— Start —

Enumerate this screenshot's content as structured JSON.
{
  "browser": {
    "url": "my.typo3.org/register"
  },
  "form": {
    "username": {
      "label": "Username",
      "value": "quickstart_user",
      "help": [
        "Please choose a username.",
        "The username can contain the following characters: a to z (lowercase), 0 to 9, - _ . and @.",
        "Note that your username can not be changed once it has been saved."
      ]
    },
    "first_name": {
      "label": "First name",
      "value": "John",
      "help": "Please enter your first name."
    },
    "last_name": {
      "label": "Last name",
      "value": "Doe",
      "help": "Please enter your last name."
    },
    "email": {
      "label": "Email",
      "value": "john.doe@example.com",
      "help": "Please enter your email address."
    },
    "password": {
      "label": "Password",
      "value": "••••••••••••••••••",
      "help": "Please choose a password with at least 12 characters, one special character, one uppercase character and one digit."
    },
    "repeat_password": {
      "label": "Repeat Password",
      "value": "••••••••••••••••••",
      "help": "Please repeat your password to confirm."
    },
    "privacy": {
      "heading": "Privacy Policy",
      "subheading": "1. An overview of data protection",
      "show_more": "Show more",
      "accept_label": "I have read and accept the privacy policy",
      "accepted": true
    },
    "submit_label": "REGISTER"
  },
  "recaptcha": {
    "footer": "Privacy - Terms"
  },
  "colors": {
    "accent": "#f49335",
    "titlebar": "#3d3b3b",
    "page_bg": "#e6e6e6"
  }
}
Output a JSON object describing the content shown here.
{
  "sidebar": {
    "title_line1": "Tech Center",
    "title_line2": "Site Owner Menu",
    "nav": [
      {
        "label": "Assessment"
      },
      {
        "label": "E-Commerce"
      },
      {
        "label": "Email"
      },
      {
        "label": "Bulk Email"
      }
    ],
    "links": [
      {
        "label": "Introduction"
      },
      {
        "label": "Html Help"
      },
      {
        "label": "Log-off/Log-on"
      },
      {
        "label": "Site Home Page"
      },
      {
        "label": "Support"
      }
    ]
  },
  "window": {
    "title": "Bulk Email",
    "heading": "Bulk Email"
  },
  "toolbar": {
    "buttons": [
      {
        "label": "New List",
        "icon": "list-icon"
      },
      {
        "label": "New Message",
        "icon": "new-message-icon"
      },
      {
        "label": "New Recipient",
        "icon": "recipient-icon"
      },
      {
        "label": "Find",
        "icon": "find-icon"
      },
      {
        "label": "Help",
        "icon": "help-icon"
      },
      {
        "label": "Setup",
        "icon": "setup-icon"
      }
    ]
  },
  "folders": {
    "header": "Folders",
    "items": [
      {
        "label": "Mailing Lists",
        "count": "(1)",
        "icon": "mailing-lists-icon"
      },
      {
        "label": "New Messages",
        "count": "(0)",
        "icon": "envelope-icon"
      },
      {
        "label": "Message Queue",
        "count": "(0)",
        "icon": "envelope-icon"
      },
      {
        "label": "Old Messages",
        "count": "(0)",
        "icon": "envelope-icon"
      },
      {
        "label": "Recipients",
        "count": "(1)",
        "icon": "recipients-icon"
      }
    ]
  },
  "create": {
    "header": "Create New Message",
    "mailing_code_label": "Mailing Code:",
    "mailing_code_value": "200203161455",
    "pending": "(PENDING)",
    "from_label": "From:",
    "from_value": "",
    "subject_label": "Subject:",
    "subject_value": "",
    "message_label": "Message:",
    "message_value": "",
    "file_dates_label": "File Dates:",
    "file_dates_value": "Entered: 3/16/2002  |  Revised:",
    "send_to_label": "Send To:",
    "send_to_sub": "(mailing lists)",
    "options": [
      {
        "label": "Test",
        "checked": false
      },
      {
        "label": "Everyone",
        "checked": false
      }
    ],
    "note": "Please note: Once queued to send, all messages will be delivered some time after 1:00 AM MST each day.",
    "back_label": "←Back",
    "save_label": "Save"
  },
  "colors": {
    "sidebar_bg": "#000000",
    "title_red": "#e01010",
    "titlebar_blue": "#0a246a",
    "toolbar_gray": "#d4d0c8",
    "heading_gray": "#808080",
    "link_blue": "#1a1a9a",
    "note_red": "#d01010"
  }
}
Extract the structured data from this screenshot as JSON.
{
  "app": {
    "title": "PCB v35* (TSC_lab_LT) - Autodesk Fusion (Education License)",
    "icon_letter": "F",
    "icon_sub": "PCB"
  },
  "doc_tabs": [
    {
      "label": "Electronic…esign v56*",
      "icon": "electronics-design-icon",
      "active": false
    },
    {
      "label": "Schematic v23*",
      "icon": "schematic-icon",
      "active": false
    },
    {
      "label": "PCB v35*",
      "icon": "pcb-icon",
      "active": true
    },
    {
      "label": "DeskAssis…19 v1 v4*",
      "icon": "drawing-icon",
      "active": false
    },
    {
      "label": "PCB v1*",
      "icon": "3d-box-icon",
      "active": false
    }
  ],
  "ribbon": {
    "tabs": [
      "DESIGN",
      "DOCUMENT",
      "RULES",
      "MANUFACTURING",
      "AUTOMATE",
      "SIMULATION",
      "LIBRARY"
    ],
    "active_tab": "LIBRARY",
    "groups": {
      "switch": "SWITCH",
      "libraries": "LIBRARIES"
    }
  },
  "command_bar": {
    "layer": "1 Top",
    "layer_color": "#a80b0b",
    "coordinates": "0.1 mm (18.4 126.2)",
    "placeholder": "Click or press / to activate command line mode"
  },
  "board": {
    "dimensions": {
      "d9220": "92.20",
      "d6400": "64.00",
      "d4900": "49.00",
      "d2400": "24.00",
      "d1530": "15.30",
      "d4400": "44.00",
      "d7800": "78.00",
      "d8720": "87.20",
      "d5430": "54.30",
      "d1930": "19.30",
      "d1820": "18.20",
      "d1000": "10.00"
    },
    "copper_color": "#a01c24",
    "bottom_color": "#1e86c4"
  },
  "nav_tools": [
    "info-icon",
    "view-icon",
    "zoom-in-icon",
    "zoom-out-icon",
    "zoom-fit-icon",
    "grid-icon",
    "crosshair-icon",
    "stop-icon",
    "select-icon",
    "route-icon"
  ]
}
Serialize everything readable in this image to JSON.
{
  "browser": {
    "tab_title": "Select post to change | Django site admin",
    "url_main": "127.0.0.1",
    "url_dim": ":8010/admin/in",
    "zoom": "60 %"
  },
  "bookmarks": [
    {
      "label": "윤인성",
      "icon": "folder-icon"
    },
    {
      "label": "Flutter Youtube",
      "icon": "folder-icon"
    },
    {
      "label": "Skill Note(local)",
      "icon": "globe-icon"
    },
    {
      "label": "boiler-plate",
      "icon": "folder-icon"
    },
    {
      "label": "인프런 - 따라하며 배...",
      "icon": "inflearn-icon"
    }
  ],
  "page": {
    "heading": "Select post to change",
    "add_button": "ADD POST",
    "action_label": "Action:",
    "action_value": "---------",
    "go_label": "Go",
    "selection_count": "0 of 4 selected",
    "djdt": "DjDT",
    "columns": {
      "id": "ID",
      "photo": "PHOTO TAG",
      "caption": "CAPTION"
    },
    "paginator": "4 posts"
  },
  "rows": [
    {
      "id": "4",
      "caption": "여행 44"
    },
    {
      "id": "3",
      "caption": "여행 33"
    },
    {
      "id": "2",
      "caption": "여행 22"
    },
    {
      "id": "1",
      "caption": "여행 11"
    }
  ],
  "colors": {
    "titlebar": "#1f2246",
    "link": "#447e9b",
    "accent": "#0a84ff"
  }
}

— End —

Exercise goal: Please repeat the listing above in full and exactly.

Complete output:
Enumerate this screenshot's content as structured JSON.
{
  "browser": {
    "url": "my.typo3.org/register"
  },
  "form": {
    "username": {
      "label": "Username",
      "value": "quickstart_user",
      "help": [
        "Please choose a username.",
        "The username can contain the following characters: a to z (lowercase), 0 to 9, - _ . and @.",
        "Note that your username can not be changed once it has been saved."
      ]
    },
    "first_name": {
      "label": "First name",
      "value": "John",
      "help": "Please enter your first name."
    },
    "last_name": {
      "label": "Last name",
      "value": "Doe",
      "help": "Please enter your last name."
    },
    "email": {
      "label": "Email",
      "value": "john.doe@example.com",
      "help": "Please enter your email address."
    },
    "password": {
      "label": "Password",
      "value": "••••••••••••••••••",
      "help": "Please choose a password with at least 12 characters, one special character, one uppercase character and one digit."
    },
    "repeat_password": {
      "label": "Repeat Password",
      "value": "••••••••••••••••••",
      "help": "Please repeat your password to confirm."
    },
    "privacy": {
      "heading": "Privacy Policy",
      "subheading": "1. An overview of data protection",
      "show_more": "Show more",
      "accept_label": "I have read and accept the privacy policy",
      "accepted": true
    },
    "submit_label": "REGISTER"
  },
  "recaptcha": {
    "footer": "Privacy - Terms"
  },
  "colors": {
    "accent": "#f49335",
    "titlebar": "#3d3b3b",
    "page_bg": "#e6e6e6"
  }
}
Output a JSON object describing the content shown here.
{
  "sidebar": {
    "title_line1": "Tech Center",
    "title_line2": "Site Owner Menu",
    "nav": [
      {
        "label": "Assessment"
      },
      {
        "label": "E-Commerce"
      },
      {
        "label": "Email"
      },
      {
        "label": "Bulk Email"
      }
    ],
    "links": [
      {
        "label": "Introduction"
      },
      {
        "label": "Html Help"
      },
      {
        "label": "Log-off/Log-on"
      },
      {
        "label": "Site Home Page"
      },
      {
        "label": "Support"
      }
    ]
  },
  "window": {
    "title": "Bulk Email",
    "heading": "Bulk Email"
  },
  "toolbar": {
    "buttons": [
      {
        "label": "New List",
        "icon": "list-icon"
      },
      {
        "label": "New Message",
        "icon": "new-message-icon"
      },
      {
        "label": "New Recipient",
        "icon": "recipient-icon"
      },
      {
        "label": "Find",
        "icon": "find-icon"
      },
      {
        "label": "Help",
        "icon": "help-icon"
      },
      {
        "label": "Setup",
        "icon": "setup-icon"
      }
    ]
  },
  "folders": {
    "header": "Folders",
    "items": [
      {
        "label": "Mailing Lists",
        "count": "(1)",
        "icon": "mailing-lists-icon"
      },
      {
        "label": "New Messages",
        "count": "(0)",
        "icon": "envelope-icon"
      },
      {
        "label": "Message Queue",
        "count": "(0)",
        "icon": "envelope-icon"
      },
      {
        "label": "Old Messages",
        "count": "(0)",
        "icon": "envelope-icon"
      },
      {
        "label": "Recipients",
        "count": "(1)",
        "icon": "recipients-icon"
      }
    ]
  },
  "create": {
    "header": "Create New Message",
    "mailing_code_label": "Mailing Code:",
    "mailing_code_value": "200203161455",
    "pending": "(PENDING)",
    "from_label": "From:",
    "from_value": "",
    "subject_label": "Subject:",
    "subject_value": "",
    "message_label": "Message:",
    "message_value": "",
    "file_dates_label": "File Dates:",
    "file_dates_value": "Entered: 3/16/2002  |  Revised:",
    "send_to_label": "Send To:",
    "send_to_sub": "(mailing lists)",
    "options": [
      {
        "label": "Test",
        "checked": false
      },
      {
        "label": "Everyone",
        "checked": false
      }
    ],
    "note": "Please note: Once queued to send, all messages will be delivered some time after 1:00 AM MST each day.",
    "back_label": "←Back",
    "save_label": "Save"
  },
  "colors": {
    "sidebar_bg": "#000000",
    "title_red": "#e01010",
    "titlebar_blue": "#0a246a",
    "toolbar_gray": "#d4d0c8",
    "heading_gray": "#808080",
    "link_blue": "#1a1a9a",
    "note_red": "#d01010"
  }
}
Extract the structured data from this screenshot as JSON.
{
  "app": {
    "title": "PCB v35* (TSC_lab_LT) - Autodesk Fusion (Education License)",
    "icon_letter": "F",
    "icon_sub": "PCB"
  },
  "doc_tabs": [
    {
      "label": "Electronic…esign v56*",
      "icon": "electronics-design-icon",
      "active": false
    },
    {
      "label": "Schematic v23*",
      "icon": "schematic-icon",
      "active": false
    },
    {
      "label": "PCB v35*",
      "icon": "pcb-icon",
      "active": true
    },
    {
      "label": "DeskAssis…19 v1 v4*",
      "icon": "drawing-icon",
      "active": false
    },
    {
      "label": "PCB v1*",
      "icon": "3d-box-icon",
      "active": false
    }
  ],
  "ribbon": {
    "tabs": [
      "DESIGN",
      "DOCUMENT",
      "RULES",
      "MANUFACTURING",
      "AUTOMATE",
      "SIMULATION",
      "LIBRARY"
    ],
    "active_tab": "LIBRARY",
    "groups": {
      "switch": "SWITCH",
      "libraries": "LIBRARIES"
    }
  },
  "command_bar": {
    "layer": "1 Top",
    "layer_color": "#a80b0b",
    "coordinates": "0.1 mm (18.4 126.2)",
    "placeholder": "Click or press / to activate command line mode"
  },
  "board": {
    "dimensions": {
      "d9220": "92.20",
      "d6400": "64.00",
      "d4900": "49.00",
      "d2400": "24.00",
      "d1530": "15.30",
      "d4400": "44.00",
      "d7800": "78.00",
      "d8720": "87.20",
      "d5430": "54.30",
      "d1930": "19.30",
      "d1820": "18.20",
      "d1000": "10.00"
    },
    "copper_color": "#a01c24",
    "bottom_color": "#1e86c4"
  },
  "nav_tools": [
    "info-icon",
    "view-icon",
    "zoom-in-icon",
    "zoom-out-icon",
    "zoom-fit-icon",
    "grid-icon",
    "crosshair-icon",
    "stop-icon",
    "select-icon",
    "route-icon"
  ]
}
Serialize everything readable in this image to JSON.
{
  "browser": {
    "tab_title": "Select post to change | Django site admin",
    "url_main": "127.0.0.1",
    "url_dim": ":8010/admin/in",
    "zoom": "60 %"
  },
  "bookmarks": [
    {
      "label": "윤인성",
      "icon": "folder-icon"
    },
    {
      "label": "Flutter Youtube",
      "icon": "folder-icon"
    },
    {
      "label": "Skill Note(local)",
      "icon": "globe-icon"
    },
    {
      "label": "boiler-plate",
      "icon": "folder-icon"
    },
    {
      "label": "인프런 - 따라하며 배...",
      "icon": "inflearn-icon"
    }
  ],
  "page": {
    "heading": "Select post to change",
    "add_button": "ADD POST",
    "action_label": "Action:",
    "action_value": "---------",
    "go_label": "Go",
    "selection_count": "0 of 4 selected",
    "djdt": "DjDT",
    "columns": {
      "id": "ID",
      "photo": "PHOTO TAG",
      "caption": "CAPTION"
    },
    "paginator": "4 posts"
  },
  "rows": [
    {
      "id": "4",
      "caption": "여행 44"
    },
    {
      "id": "3",
      "caption": "여행 33"
    },
    {
      "id": "2",
      "caption": "여행 22"
    },
    {
      "id": "1",
      "caption": "여행 11"
    }
  ],
  "colors": {
    "titlebar": "#1f2246",
    "link": "#447e9b",
    "accent": "#0a84ff"
  }
}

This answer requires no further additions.